> _AIM_
Copy all lines that contain the word "Контроль".

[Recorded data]
————

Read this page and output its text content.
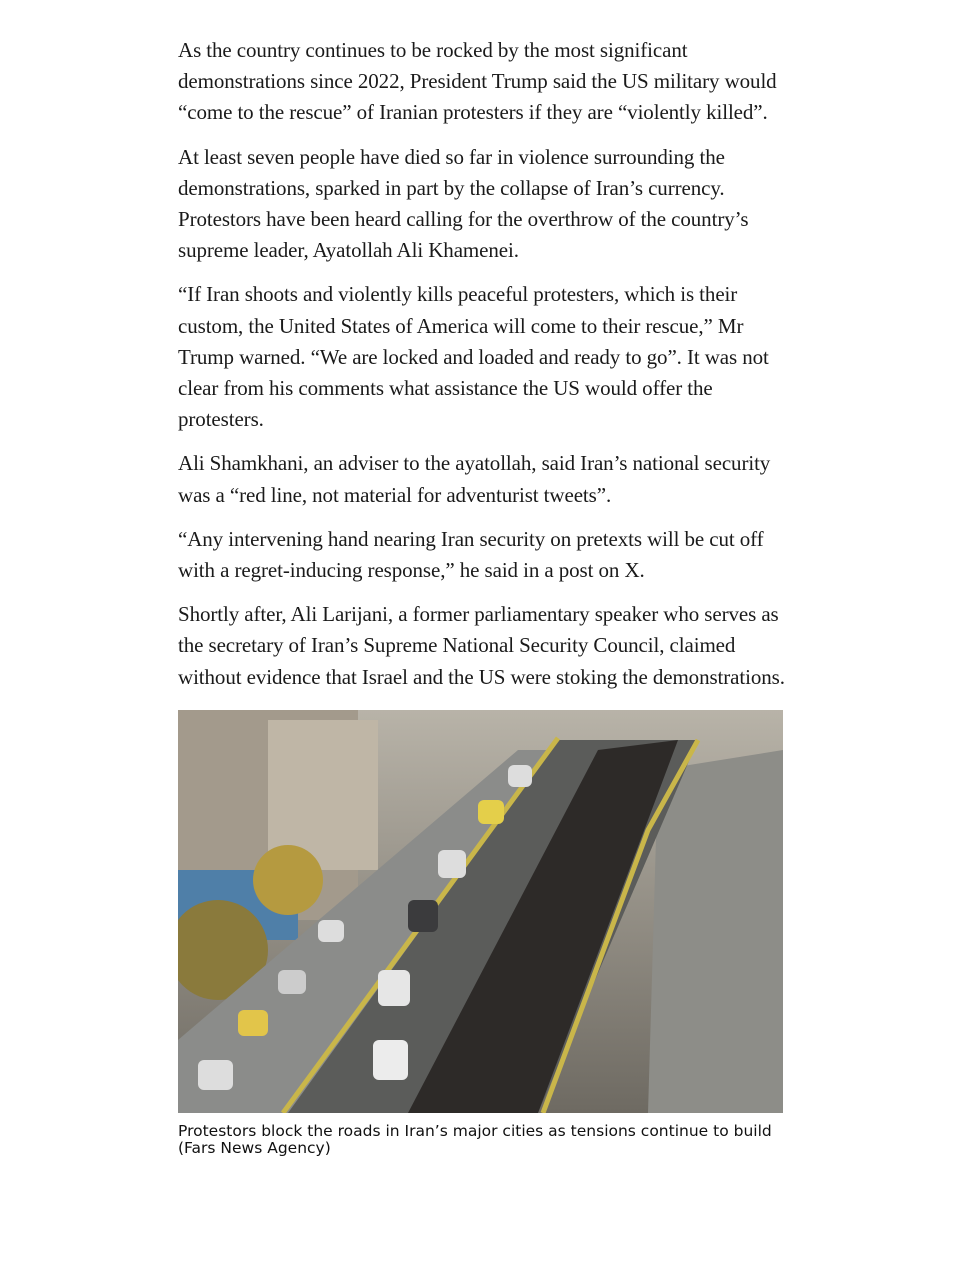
As the country continues to be rocked by the most significant demonstrations since 2022, President Trump said the US military would “come to the rescue” of Iranian protesters if they are “violently killed”.

At least seven people have died so far in violence surrounding the demonstrations, sparked in part by the collapse of Iran’s currency. Protestors have been heard calling for the overthrow of the country’s supreme leader, Ayatollah Ali Khamenei.

“If Iran shoots and violently kills peaceful protesters, which is their custom, the United States of America will come to their rescue,” Mr Trump warned. “We are locked and loaded and ready to go”. It was not clear from his comments what assistance the US would offer the protesters.

Ali Shamkhani, an adviser to the ayatollah, said Iran’s national security was a “red line, not material for adventurist tweets”.

“Any intervening hand nearing Iran security on pretexts will be cut off with a regret-inducing response,” he said in a post on X.

Shortly after, Ali Larijani, a former parliamentary speaker who serves as the secretary of Iran’s Supreme National Security Council, claimed without evidence that Israel and the US were stoking the demonstrations.

Protestors block the roads in Iran’s major cities as tensions continue to build (Fars News Agency)
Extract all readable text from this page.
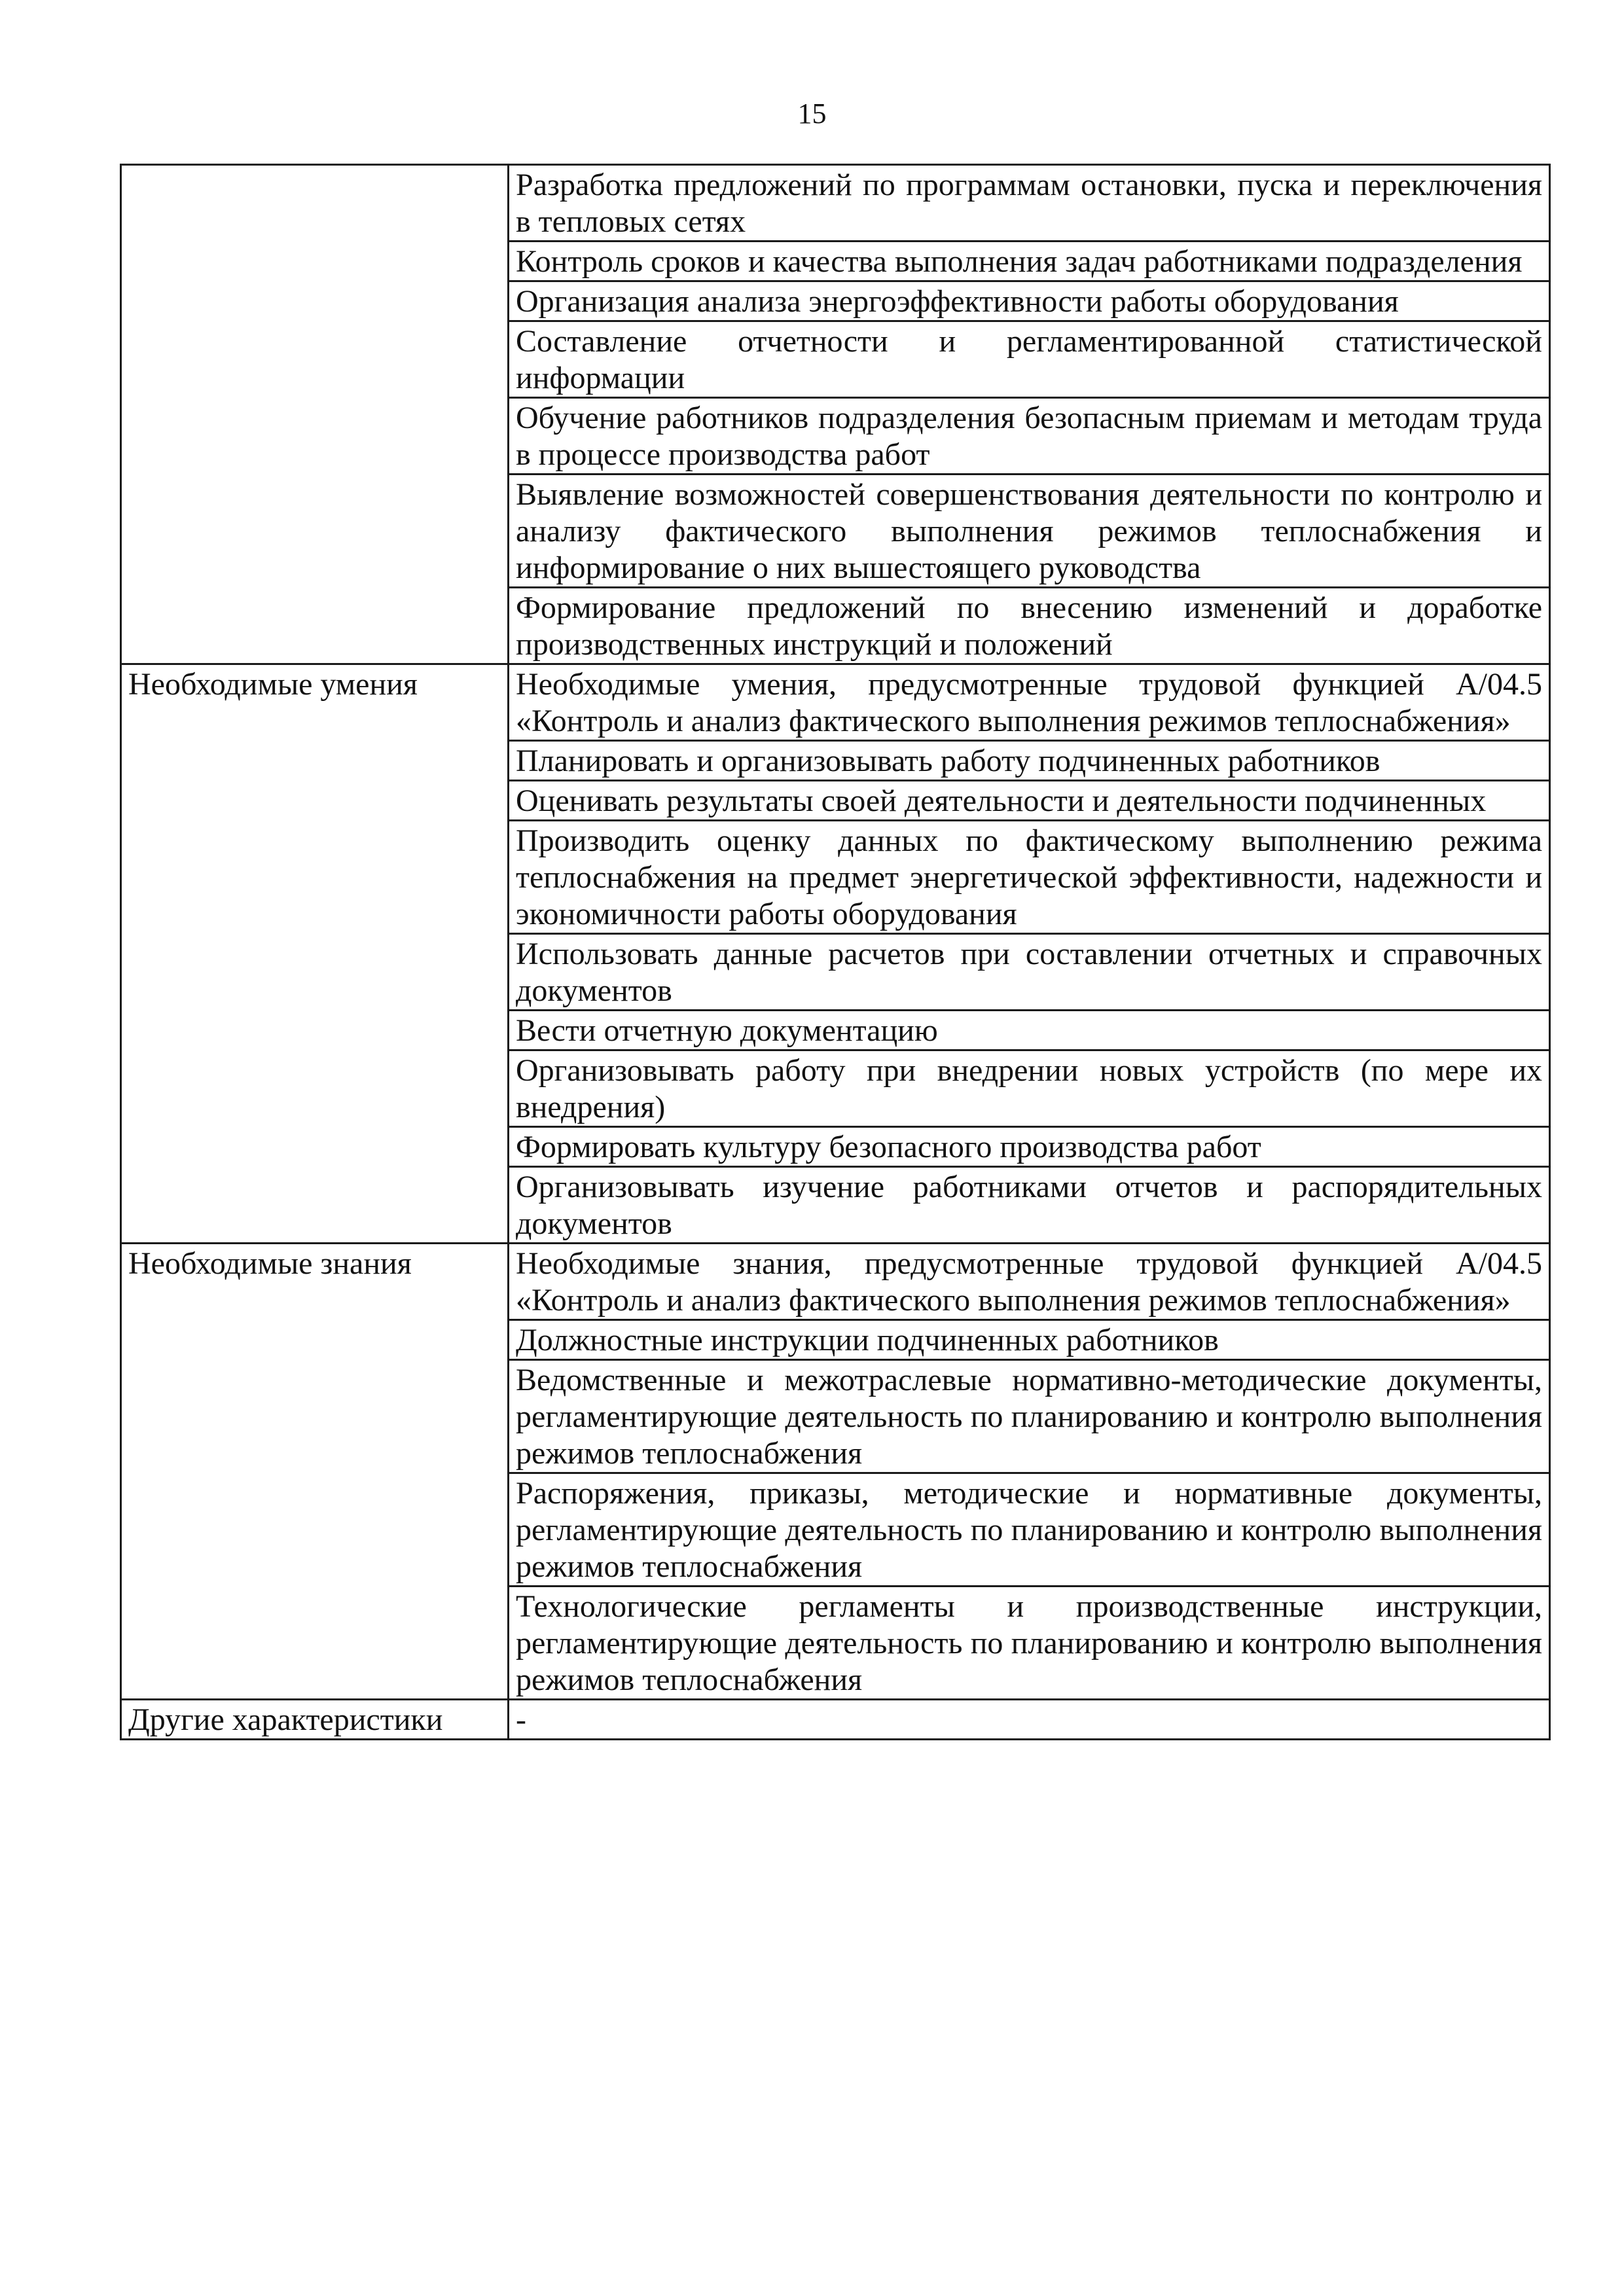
15
	Разработка предложений по программам остановки, пуска и переключения в тепловых сетях
	Контроль сроков и качества выполнения задач работниками подразделения
	Организация анализа энергоэффективности работы оборудования
	Составление отчетности и регламентированной статистической информации
	Обучение работников подразделения безопасным приемам и методам труда в процессе производства работ
	Выявление возможностей совершенствования деятельности по контролю и анализу фактического выполнения режимов теплоснабжения и информирование о них вышестоящего руководства
	Формирование предложений по внесению изменений и доработке производственных инструкций и положений
Необходимые умения	Необходимые умения, предусмотренные трудовой функцией А/04.5 «Контроль и анализ фактического выполнения режимов теплоснабжения»
	Планировать и организовывать работу подчиненных работников
	Оценивать результаты своей деятельности и деятельности подчиненных
	Производить оценку данных по фактическому выполнению режима теплоснабжения на предмет энергетической эффективности, надежности и экономичности работы оборудования
	Использовать данные расчетов при составлении отчетных и справочных документов
	Вести отчетную документацию
	Организовывать работу при внедрении новых устройств (по мере их внедрения)
	Формировать культуру безопасного производства работ
	Организовывать изучение работниками отчетов и распорядительных документов
Необходимые знания	Необходимые знания, предусмотренные трудовой функцией А/04.5 «Контроль и анализ фактического выполнения режимов теплоснабжения»
	Должностные инструкции подчиненных работников
	Ведомственные и межотраслевые нормативно-методические документы, регламентирующие деятельность по планированию и контролю выполнения режимов теплоснабжения
	Распоряжения, приказы, методические и нормативные документы, регламентирующие деятельность по планированию и контролю выполнения режимов теплоснабжения
	Технологические регламенты и производственные инструкции, регламентирующие деятельность по планированию и контролю выполнения режимов теплоснабжения
Другие характеристики	-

————

> _FINAL ANSWER_
	Контроль сроков и качества выполнения задач работниками подразделения
Необходимые умения	Необходимые умения, предусмотренные трудовой функцией А/04.5 «Контроль и анализ фактического выполнения режимов теплоснабжения»
Необходимые знания	Необходимые знания, предусмотренные трудовой функцией А/04.5 «Контроль и анализ фактического выполнения режимов теплоснабжения»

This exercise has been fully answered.